[Collection entries]

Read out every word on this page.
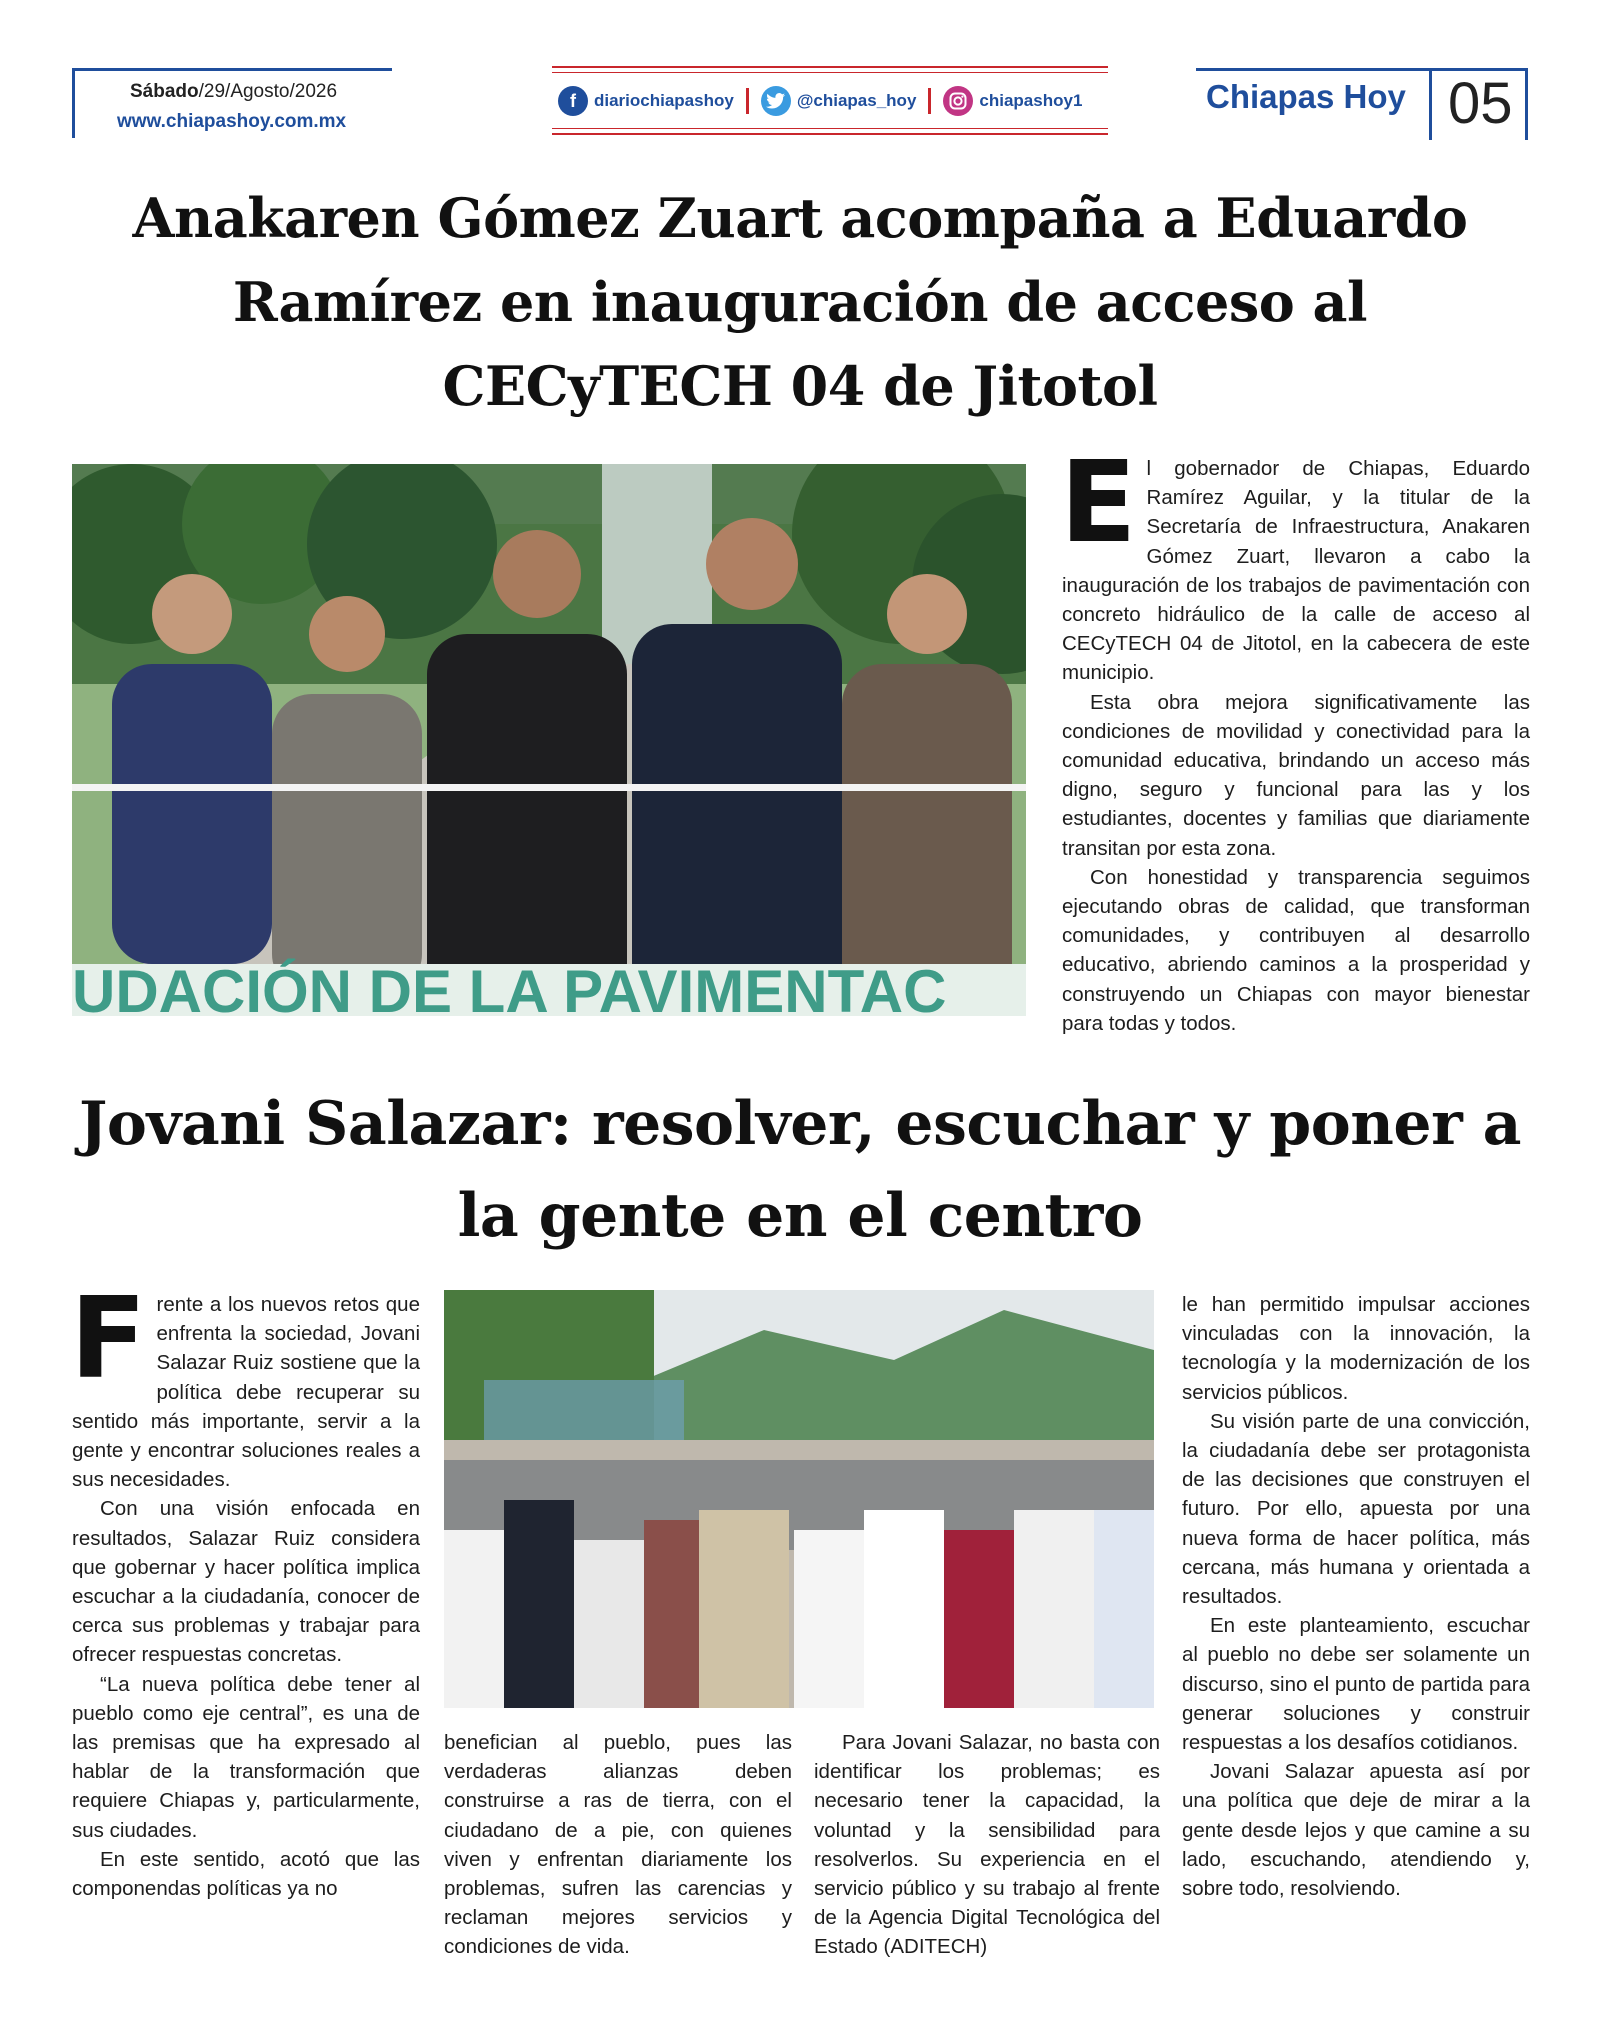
Sábado/29/Agosto/2026
www.chiapashoy.com.mx
f	diariochiapashoy	@chiapas_hoy	chiapashoy1	Chiapas Hoy 05
Anakaren Gómez Zuart acompaña a Eduardo Ramírez en inauguración de acceso al CECyTECH 04 de Jitotol
UDACIÓN DE LA PAVIMENTAC

El gobernador de Chiapas, Eduardo Ramírez Aguilar, y la titular de la Secretaría de Infraestructura, Anakaren Gómez Zuart, llevaron a cabo la inauguración de los trabajos de pavimentación con concreto hidráulico de la calle de acceso al CECyTECH 04 de Jitotol, en la cabecera de este municipio.

Esta obra mejora significativamente las condiciones de movilidad y conectividad para la comunidad educativa, brindando un acceso más digno, seguro y funcional para las y los estudiantes, docentes y familias que diariamente transitan por esta zona.

Con honestidad y transparencia seguimos ejecutando obras de calidad, que transforman comunidades, y contribuyen al desarrollo educativo, abriendo caminos a la prosperidad y construyendo un Chiapas con mayor bienestar para todas y todos.

Jovani Salazar: resolver, escuchar y poner a la gente en el centro

Frente a los nuevos retos que enfrenta la sociedad, Jovani Salazar Ruiz sostiene que la política debe recuperar su sentido más importante, servir a la gente y encontrar soluciones reales a sus necesidades.

Con una visión enfocada en resultados, Salazar Ruiz considera que gobernar y hacer política implica escuchar a la ciudadanía, conocer de cerca sus problemas y trabajar para ofrecer respuestas concretas.

“La nueva política debe tener al pueblo como eje central”, es una de las premisas que ha expresado al hablar de la transformación que requiere Chiapas y, particularmente, sus ciudades.

En este sentido, acotó que las componendas políticas ya no

benefician al pueblo, pues las verdaderas alianzas deben construirse a ras de tierra, con el ciudadano de a pie, con quienes viven y enfrentan diariamente los problemas, sufren las carencias y reclaman mejores servicios y condiciones de vida.

Para Jovani Salazar, no basta con identificar los problemas; es necesario tener la capacidad, la voluntad y la sensibilidad para resolverlos. Su experiencia en el servicio público y su trabajo al frente de la Agencia Digital Tecnológica del Estado (ADITECH)

le han permitido impulsar acciones vinculadas con la innovación, la tecnología y la modernización de los servicios públicos.

Su visión parte de una convicción, la ciudadanía debe ser protagonista de las decisiones que construyen el futuro. Por ello, apuesta por una nueva forma de hacer política, más cercana, más humana y orientada a resultados.

En este planteamiento, escuchar al pueblo no debe ser solamente un discurso, sino el punto de partida para generar soluciones y construir respuestas a los desafíos cotidianos.

Jovani Salazar apuesta así por una política que deje de mirar a la gente desde lejos y que camine a su lado, escuchando, atendiendo y, sobre todo, resolviendo.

Task statement:
Look over the listing above. Pick out and copy every line that includes "escuchar".

Expected output:
Jovani Salazar: resolver, escuchar y poner a la gente en el centro
Con una visión enfocada en resultados, Salazar Ruiz considera que gobernar y hacer política implica escuchar a la ciudadanía, conocer de cerca sus problemas y trabajar para ofrecer respuestas concretas.
En este planteamiento, escuchar al pueblo no debe ser solamente un discurso, sino el punto de partida para generar soluciones y construir respuestas a los desafíos cotidianos.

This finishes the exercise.